[Data items]
• • • •

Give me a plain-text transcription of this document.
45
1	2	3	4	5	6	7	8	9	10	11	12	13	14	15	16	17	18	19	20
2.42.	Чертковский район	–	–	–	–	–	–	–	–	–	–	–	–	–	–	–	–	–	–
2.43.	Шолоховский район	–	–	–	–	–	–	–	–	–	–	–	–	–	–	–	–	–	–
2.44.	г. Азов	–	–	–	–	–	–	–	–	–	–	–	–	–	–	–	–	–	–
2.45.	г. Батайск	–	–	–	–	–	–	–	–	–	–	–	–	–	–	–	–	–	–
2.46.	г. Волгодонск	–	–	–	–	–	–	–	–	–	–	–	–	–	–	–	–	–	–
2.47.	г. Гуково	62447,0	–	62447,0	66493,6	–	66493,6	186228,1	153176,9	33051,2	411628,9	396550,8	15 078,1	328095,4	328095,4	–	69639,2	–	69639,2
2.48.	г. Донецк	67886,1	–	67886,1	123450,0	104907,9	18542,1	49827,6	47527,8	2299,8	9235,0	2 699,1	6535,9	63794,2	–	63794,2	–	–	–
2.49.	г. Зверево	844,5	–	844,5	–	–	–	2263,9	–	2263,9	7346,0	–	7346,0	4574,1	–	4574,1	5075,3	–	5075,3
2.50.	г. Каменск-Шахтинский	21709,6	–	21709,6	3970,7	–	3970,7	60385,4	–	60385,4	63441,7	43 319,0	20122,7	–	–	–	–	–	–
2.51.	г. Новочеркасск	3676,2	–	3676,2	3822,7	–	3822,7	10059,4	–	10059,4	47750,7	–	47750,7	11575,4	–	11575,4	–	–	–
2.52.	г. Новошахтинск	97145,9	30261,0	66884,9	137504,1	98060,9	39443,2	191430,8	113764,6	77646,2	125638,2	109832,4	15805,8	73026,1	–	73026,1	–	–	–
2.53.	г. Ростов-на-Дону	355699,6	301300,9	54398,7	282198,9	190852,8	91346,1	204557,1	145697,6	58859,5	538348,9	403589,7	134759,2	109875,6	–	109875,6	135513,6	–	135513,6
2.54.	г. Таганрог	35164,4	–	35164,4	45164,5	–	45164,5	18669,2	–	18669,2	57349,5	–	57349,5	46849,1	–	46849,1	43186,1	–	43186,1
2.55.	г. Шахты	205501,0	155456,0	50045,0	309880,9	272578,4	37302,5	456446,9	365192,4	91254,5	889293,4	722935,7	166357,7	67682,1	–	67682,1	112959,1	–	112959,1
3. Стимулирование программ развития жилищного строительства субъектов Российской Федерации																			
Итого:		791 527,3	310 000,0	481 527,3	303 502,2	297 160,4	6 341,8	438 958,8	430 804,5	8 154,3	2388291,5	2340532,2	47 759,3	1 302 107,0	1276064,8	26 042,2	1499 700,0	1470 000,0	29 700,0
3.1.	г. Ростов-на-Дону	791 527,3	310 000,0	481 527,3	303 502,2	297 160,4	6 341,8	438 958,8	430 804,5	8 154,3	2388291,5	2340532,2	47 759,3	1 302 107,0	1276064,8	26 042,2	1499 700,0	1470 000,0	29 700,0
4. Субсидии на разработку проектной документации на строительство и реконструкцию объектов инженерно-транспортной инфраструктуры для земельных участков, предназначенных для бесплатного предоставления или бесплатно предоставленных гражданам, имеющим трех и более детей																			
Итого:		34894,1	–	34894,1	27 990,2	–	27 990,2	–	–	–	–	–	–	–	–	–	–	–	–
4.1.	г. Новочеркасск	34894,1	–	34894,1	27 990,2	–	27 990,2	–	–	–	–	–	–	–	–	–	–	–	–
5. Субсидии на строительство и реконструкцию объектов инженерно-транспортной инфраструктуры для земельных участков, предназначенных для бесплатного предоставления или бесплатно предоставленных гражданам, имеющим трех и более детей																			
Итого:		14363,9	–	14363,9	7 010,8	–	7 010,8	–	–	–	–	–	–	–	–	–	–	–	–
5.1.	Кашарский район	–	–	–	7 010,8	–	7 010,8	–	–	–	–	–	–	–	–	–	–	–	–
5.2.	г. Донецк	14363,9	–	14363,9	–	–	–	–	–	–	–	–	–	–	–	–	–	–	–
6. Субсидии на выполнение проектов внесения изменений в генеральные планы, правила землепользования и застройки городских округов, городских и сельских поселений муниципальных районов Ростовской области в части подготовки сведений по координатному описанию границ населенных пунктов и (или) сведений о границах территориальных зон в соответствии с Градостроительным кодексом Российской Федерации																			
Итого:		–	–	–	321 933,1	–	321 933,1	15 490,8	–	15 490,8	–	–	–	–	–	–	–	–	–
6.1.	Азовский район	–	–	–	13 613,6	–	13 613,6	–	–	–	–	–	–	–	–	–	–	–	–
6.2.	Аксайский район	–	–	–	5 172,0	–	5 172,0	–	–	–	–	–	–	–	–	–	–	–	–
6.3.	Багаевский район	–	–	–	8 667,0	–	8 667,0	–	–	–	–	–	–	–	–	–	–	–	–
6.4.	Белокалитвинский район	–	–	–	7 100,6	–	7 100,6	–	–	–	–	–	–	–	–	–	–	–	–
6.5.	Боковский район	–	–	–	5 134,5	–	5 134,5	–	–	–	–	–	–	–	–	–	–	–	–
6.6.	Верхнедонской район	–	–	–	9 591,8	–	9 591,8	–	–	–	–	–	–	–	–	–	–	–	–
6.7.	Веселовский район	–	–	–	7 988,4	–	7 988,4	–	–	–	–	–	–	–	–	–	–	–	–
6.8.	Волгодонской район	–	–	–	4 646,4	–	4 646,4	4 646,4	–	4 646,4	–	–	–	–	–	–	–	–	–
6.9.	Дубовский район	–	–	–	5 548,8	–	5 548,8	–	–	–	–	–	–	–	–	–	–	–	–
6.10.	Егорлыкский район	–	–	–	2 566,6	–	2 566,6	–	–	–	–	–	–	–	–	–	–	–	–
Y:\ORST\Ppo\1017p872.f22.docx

• • • •

Problem to solve - Your answer should be a single number: how many lines in the data above include "Итого"?

Task response - 4